** START **

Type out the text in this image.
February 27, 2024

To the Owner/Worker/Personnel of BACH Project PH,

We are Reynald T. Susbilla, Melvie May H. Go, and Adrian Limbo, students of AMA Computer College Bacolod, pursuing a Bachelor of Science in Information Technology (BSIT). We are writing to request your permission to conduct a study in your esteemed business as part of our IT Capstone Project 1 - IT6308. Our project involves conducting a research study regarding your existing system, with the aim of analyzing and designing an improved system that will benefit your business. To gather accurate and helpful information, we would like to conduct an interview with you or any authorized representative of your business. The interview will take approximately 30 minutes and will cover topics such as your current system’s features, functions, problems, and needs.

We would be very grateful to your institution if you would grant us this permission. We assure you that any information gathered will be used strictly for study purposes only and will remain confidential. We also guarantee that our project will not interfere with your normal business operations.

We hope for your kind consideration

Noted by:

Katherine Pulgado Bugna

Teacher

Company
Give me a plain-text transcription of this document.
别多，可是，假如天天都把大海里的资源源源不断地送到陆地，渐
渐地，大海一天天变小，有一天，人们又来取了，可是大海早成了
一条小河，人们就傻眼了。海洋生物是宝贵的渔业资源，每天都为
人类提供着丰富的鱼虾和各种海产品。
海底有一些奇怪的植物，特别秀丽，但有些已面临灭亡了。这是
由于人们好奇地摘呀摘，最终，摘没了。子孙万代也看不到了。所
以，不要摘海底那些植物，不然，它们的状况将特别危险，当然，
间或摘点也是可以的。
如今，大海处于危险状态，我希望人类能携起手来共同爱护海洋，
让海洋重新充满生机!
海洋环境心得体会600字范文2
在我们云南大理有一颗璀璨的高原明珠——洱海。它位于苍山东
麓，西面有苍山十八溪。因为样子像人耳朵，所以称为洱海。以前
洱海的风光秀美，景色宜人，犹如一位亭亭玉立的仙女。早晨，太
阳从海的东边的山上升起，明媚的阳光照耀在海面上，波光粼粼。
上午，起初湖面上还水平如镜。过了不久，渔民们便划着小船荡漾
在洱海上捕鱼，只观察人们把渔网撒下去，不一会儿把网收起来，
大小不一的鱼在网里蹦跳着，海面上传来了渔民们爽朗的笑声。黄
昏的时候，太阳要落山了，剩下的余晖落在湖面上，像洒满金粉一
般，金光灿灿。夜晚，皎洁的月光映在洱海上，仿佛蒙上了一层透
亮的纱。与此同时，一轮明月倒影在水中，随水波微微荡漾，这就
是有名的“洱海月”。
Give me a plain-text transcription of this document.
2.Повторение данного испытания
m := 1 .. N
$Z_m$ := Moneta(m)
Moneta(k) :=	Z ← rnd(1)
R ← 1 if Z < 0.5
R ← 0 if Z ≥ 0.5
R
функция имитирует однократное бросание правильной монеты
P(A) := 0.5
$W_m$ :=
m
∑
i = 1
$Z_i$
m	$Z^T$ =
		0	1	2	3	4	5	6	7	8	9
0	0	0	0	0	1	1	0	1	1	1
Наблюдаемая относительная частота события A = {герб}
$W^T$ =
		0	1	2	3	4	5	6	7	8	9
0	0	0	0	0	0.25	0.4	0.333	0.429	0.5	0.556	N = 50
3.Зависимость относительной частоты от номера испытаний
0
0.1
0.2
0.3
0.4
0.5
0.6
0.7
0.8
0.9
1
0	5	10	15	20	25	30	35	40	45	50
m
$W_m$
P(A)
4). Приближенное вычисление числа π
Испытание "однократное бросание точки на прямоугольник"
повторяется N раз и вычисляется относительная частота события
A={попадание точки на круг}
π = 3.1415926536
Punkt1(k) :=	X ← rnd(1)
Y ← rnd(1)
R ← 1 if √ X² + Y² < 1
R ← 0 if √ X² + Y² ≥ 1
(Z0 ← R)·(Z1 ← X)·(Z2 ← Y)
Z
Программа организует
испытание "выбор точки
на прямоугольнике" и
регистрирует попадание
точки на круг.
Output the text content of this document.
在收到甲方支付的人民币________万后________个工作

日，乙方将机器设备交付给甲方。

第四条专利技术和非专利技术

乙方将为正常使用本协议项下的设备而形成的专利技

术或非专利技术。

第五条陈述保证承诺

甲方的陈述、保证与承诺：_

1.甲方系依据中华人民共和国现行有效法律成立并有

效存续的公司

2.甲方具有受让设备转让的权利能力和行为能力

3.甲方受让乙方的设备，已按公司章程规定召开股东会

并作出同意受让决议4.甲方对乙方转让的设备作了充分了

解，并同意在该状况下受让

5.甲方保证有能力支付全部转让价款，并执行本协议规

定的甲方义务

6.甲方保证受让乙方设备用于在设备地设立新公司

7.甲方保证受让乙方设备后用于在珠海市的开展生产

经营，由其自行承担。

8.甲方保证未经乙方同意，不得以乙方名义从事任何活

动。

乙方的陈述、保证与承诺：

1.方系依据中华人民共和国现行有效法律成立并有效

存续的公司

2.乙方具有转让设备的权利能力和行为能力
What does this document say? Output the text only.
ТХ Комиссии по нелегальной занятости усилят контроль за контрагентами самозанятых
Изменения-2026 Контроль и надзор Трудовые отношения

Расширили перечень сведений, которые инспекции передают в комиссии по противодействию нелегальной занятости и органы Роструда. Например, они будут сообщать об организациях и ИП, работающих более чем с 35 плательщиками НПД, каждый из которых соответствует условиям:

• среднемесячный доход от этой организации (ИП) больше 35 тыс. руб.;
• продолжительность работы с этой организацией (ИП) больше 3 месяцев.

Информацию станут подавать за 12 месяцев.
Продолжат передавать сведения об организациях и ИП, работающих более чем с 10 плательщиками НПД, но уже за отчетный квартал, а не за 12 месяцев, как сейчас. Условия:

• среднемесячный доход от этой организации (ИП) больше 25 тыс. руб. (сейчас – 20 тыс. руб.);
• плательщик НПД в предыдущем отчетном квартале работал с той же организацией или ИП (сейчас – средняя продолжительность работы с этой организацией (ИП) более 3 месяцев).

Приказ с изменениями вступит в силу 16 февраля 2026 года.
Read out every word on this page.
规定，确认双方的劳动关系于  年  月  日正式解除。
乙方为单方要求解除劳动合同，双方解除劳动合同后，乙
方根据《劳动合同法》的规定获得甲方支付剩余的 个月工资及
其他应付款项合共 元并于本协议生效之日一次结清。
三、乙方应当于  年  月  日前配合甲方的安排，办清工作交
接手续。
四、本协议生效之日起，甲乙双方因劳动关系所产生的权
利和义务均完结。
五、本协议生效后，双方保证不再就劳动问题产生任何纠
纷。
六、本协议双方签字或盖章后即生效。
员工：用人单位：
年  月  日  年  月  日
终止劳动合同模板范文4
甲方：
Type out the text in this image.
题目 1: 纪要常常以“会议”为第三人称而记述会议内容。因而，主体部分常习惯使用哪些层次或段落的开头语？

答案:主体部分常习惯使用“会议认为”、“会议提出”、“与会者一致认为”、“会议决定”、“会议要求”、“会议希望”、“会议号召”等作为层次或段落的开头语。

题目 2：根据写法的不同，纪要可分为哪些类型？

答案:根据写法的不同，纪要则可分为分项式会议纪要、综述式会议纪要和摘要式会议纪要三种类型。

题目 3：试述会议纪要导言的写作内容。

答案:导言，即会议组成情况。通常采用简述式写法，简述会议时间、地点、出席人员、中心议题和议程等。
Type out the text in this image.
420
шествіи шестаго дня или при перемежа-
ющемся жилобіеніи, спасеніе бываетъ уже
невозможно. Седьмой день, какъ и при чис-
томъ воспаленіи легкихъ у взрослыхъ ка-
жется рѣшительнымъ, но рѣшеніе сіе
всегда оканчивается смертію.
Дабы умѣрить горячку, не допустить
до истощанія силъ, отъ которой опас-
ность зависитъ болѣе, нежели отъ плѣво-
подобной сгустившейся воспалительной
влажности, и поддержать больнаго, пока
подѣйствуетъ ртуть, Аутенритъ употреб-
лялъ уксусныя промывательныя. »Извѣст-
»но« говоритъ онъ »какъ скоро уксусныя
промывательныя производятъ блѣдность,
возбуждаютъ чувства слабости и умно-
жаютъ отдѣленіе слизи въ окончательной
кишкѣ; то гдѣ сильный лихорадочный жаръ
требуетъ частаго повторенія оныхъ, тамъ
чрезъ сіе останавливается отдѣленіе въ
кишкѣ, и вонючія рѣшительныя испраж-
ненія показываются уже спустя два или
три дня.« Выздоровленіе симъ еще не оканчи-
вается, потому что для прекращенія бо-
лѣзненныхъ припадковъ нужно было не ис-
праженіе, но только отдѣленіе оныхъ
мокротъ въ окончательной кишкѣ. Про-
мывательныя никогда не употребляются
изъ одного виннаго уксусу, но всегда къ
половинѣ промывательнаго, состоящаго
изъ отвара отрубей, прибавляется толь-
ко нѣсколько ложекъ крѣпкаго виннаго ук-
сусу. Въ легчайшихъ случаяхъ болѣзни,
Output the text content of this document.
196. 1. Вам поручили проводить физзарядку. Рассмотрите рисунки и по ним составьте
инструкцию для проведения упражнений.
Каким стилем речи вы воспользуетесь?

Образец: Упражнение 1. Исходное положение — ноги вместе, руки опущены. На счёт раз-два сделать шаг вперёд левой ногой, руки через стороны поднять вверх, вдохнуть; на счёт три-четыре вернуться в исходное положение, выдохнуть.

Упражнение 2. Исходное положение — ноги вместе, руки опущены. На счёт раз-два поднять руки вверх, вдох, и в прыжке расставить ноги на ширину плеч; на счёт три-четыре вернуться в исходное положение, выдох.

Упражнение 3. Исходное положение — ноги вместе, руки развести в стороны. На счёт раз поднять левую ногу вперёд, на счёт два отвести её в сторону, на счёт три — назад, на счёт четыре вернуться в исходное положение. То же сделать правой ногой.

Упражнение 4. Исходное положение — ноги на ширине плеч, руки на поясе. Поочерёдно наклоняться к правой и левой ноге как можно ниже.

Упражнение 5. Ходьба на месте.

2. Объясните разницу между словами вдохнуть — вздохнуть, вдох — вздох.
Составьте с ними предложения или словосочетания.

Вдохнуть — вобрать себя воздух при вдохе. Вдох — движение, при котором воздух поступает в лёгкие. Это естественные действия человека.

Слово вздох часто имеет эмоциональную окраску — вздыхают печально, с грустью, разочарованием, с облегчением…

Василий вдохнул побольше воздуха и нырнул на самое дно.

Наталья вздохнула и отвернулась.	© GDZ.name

** END **

What is the number of lines in the listing that include the word "бросание"? Give that number and nothing else.

2